● DIRECTION
Check every line below for the word "used" and copy the ones that have it.
- - -
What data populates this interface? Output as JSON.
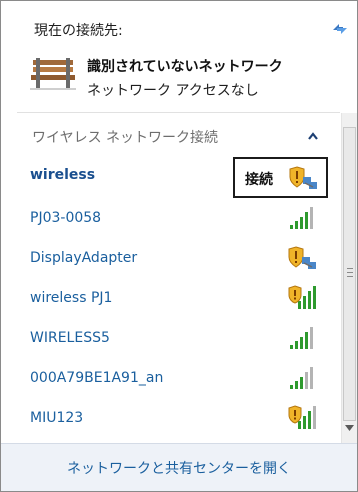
{
  "header": {
    "title": "現在の接続先:",
    "network_name": "識別されていないネットワーク",
    "network_status": "ネットワーク アクセスなし"
  },
  "section": {
    "label": "ワイヤレス ネットワーク接続"
  },
  "networks": [
    {
      "name": "wireless",
      "selected": true,
      "signal": "shield-warning-icon",
      "action_label": "接続"
    },
    {
      "name": "PJ03-0058",
      "signal": "signal-bars-4-of-5"
    },
    {
      "name": "DisplayAdapter",
      "signal": "adhoc-network-shield-icon"
    },
    {
      "name": "wireless PJ1",
      "signal": "shield-signal-5-of-5"
    },
    {
      "name": "WIRELESS5",
      "signal": "signal-bars-4-of-5"
    },
    {
      "name": "000A79BE1A91_an",
      "signal": "signal-bars-3-of-5"
    },
    {
      "name": "MIU123",
      "signal": "shield-signal-4-of-5"
    }
  ],
  "footer": {
    "link": "ネットワークと共有センターを開く"
  },
  "colors": {
    "link": "#1a5f9e",
    "signal_green": "#2e9a2e",
    "signal_gray": "#b4b4b4",
    "footer_bg": "#eef2f8"
  }
}
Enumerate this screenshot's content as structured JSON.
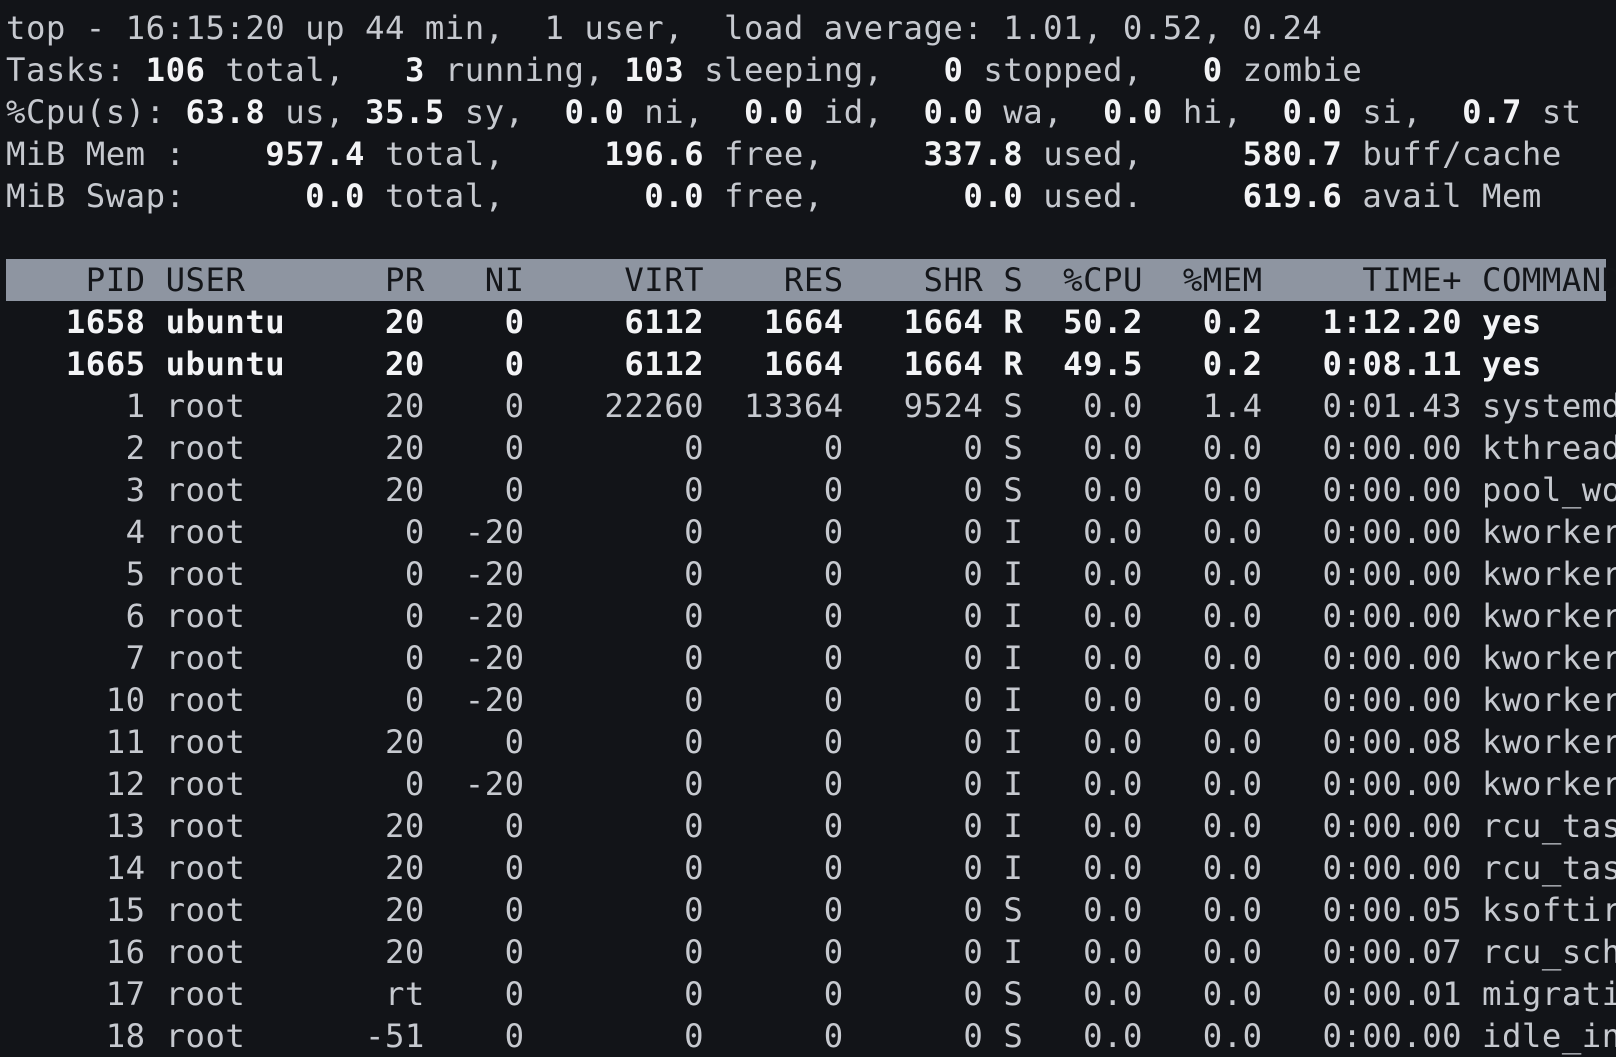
{
  "summary": {
    "top_line": "top - 16:15:20 up 44 min,  1 user,  load average: 1.01, 0.52, 0.24",
    "tasks": {
      "label": "Tasks:",
      "total": "106",
      "total_label": " total,",
      "running": "3",
      "running_label": " running,",
      "sleeping": "103",
      "sleeping_label": " sleeping,",
      "stopped": "0",
      "stopped_label": " stopped,",
      "zombie": "0",
      "zombie_label": " zombie"
    },
    "cpu": {
      "label": "%Cpu(s):",
      "us": "63.8",
      "us_label": " us,",
      "sy": "35.5",
      "sy_label": " sy,",
      "ni": "0.0",
      "ni_label": " ni,",
      "id": "0.0",
      "id_label": " id,",
      "wa": "0.0",
      "wa_label": " wa,",
      "hi": "0.0",
      "hi_label": " hi,",
      "si": "0.0",
      "si_label": " si,",
      "st": "0.7",
      "st_label": " st"
    },
    "mem": {
      "label": "MiB Mem :",
      "total": "957.4",
      "total_label": " total,",
      "free": "196.6",
      "free_label": " free,",
      "used": "337.8",
      "used_label": " used,",
      "buff": "580.7",
      "buff_label": " buff/cache"
    },
    "swap": {
      "label": "MiB Swap:",
      "total": "0.0",
      "total_label": " total,",
      "free": "0.0",
      "free_label": " free,",
      "used": "0.0",
      "used_label": " used.",
      "avail": "619.6",
      "avail_label": " avail Mem"
    }
  },
  "columns": [
    "PID",
    "USER",
    "PR",
    "NI",
    "VIRT",
    "RES",
    "SHR",
    "S",
    "%CPU",
    "%MEM",
    "TIME+",
    "COMMAND"
  ],
  "processes": [
    {
      "pid": "1658",
      "user": "ubuntu",
      "pr": "20",
      "ni": "0",
      "virt": "6112",
      "res": "1664",
      "shr": "1664",
      "s": "R",
      "cpu": "50.2",
      "mem": "0.2",
      "time": "1:12.20",
      "command": "yes",
      "bold": true
    },
    {
      "pid": "1665",
      "user": "ubuntu",
      "pr": "20",
      "ni": "0",
      "virt": "6112",
      "res": "1664",
      "shr": "1664",
      "s": "R",
      "cpu": "49.5",
      "mem": "0.2",
      "time": "0:08.11",
      "command": "yes",
      "bold": true
    },
    {
      "pid": "1",
      "user": "root",
      "pr": "20",
      "ni": "0",
      "virt": "22260",
      "res": "13364",
      "shr": "9524",
      "s": "S",
      "cpu": "0.0",
      "mem": "1.4",
      "time": "0:01.43",
      "command": "systemd",
      "bold": false
    },
    {
      "pid": "2",
      "user": "root",
      "pr": "20",
      "ni": "0",
      "virt": "0",
      "res": "0",
      "shr": "0",
      "s": "S",
      "cpu": "0.0",
      "mem": "0.0",
      "time": "0:00.00",
      "command": "kthreadd",
      "bold": false
    },
    {
      "pid": "3",
      "user": "root",
      "pr": "20",
      "ni": "0",
      "virt": "0",
      "res": "0",
      "shr": "0",
      "s": "S",
      "cpu": "0.0",
      "mem": "0.0",
      "time": "0:00.00",
      "command": "pool_wo+",
      "bold": false
    },
    {
      "pid": "4",
      "user": "root",
      "pr": "0",
      "ni": "-20",
      "virt": "0",
      "res": "0",
      "shr": "0",
      "s": "I",
      "cpu": "0.0",
      "mem": "0.0",
      "time": "0:00.00",
      "command": "kworker+",
      "bold": false
    },
    {
      "pid": "5",
      "user": "root",
      "pr": "0",
      "ni": "-20",
      "virt": "0",
      "res": "0",
      "shr": "0",
      "s": "I",
      "cpu": "0.0",
      "mem": "0.0",
      "time": "0:00.00",
      "command": "kworker+",
      "bold": false
    },
    {
      "pid": "6",
      "user": "root",
      "pr": "0",
      "ni": "-20",
      "virt": "0",
      "res": "0",
      "shr": "0",
      "s": "I",
      "cpu": "0.0",
      "mem": "0.0",
      "time": "0:00.00",
      "command": "kworker+",
      "bold": false
    },
    {
      "pid": "7",
      "user": "root",
      "pr": "0",
      "ni": "-20",
      "virt": "0",
      "res": "0",
      "shr": "0",
      "s": "I",
      "cpu": "0.0",
      "mem": "0.0",
      "time": "0:00.00",
      "command": "kworker+",
      "bold": false
    },
    {
      "pid": "10",
      "user": "root",
      "pr": "0",
      "ni": "-20",
      "virt": "0",
      "res": "0",
      "shr": "0",
      "s": "I",
      "cpu": "0.0",
      "mem": "0.0",
      "time": "0:00.00",
      "command": "kworker+",
      "bold": false
    },
    {
      "pid": "11",
      "user": "root",
      "pr": "20",
      "ni": "0",
      "virt": "0",
      "res": "0",
      "shr": "0",
      "s": "I",
      "cpu": "0.0",
      "mem": "0.0",
      "time": "0:00.08",
      "command": "kworker+",
      "bold": false
    },
    {
      "pid": "12",
      "user": "root",
      "pr": "0",
      "ni": "-20",
      "virt": "0",
      "res": "0",
      "shr": "0",
      "s": "I",
      "cpu": "0.0",
      "mem": "0.0",
      "time": "0:00.00",
      "command": "kworker+",
      "bold": false
    },
    {
      "pid": "13",
      "user": "root",
      "pr": "20",
      "ni": "0",
      "virt": "0",
      "res": "0",
      "shr": "0",
      "s": "I",
      "cpu": "0.0",
      "mem": "0.0",
      "time": "0:00.00",
      "command": "rcu_tas+",
      "bold": false
    },
    {
      "pid": "14",
      "user": "root",
      "pr": "20",
      "ni": "0",
      "virt": "0",
      "res": "0",
      "shr": "0",
      "s": "I",
      "cpu": "0.0",
      "mem": "0.0",
      "time": "0:00.00",
      "command": "rcu_tas+",
      "bold": false
    },
    {
      "pid": "15",
      "user": "root",
      "pr": "20",
      "ni": "0",
      "virt": "0",
      "res": "0",
      "shr": "0",
      "s": "S",
      "cpu": "0.0",
      "mem": "0.0",
      "time": "0:00.05",
      "command": "ksoftir+",
      "bold": false
    },
    {
      "pid": "16",
      "user": "root",
      "pr": "20",
      "ni": "0",
      "virt": "0",
      "res": "0",
      "shr": "0",
      "s": "I",
      "cpu": "0.0",
      "mem": "0.0",
      "time": "0:00.07",
      "command": "rcu_sch+",
      "bold": false
    },
    {
      "pid": "17",
      "user": "root",
      "pr": "rt",
      "ni": "0",
      "virt": "0",
      "res": "0",
      "shr": "0",
      "s": "S",
      "cpu": "0.0",
      "mem": "0.0",
      "time": "0:00.01",
      "command": "migrati+",
      "bold": false
    },
    {
      "pid": "18",
      "user": "root",
      "pr": "-51",
      "ni": "0",
      "virt": "0",
      "res": "0",
      "shr": "0",
      "s": "S",
      "cpu": "0.0",
      "mem": "0.0",
      "time": "0:00.00",
      "command": "idle_in+",
      "bold": false
    }
  ],
  "colors": {
    "background": "#121418",
    "text": "#c6c9cf",
    "bold_text": "#f3f4f6",
    "header_bar": "#8e95a1",
    "header_text": "#14161a"
  }
}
- - -
● OUTPUT FOR THIS TASK
      "used": "337.8",
      "used_label": " used,",
      "used": "0.0",
      "used_label": " used.",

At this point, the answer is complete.